**Task statement**
Transcribe each record exactly. Include every one.

**Data to use**
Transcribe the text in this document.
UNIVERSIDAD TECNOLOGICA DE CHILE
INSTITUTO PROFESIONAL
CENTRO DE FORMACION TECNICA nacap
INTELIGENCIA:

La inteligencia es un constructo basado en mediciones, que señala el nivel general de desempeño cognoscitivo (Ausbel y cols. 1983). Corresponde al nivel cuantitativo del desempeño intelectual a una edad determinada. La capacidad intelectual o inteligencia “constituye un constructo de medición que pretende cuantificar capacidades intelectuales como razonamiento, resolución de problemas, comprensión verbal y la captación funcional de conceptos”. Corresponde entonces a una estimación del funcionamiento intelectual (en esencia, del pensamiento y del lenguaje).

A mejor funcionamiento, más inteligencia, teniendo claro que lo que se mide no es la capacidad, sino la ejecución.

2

**Complete response**
Transcribe the text in this document.
UNIVERSIDAD TECNOLOGICA DE CHILE
INSTITUTO PROFESIONAL
CENTRO DE FORMACION TECNICA nacap
INTELIGENCIA:

La inteligencia es un constructo basado en mediciones, que señala el nivel general de desempeño cognoscitivo (Ausbel y cols. 1983). Corresponde al nivel cuantitativo del desempeño intelectual a una edad determinada. La capacidad intelectual o inteligencia “constituye un constructo de medición que pretende cuantificar capacidades intelectuales como razonamiento, resolución de problemas, comprensión verbal y la captación funcional de conceptos”. Corresponde entonces a una estimación del funcionamiento intelectual (en esencia, del pensamiento y del lenguaje).

A mejor funcionamiento, más inteligencia, teniendo claro que lo que se mide no es la capacidad, sino la ejecución.

2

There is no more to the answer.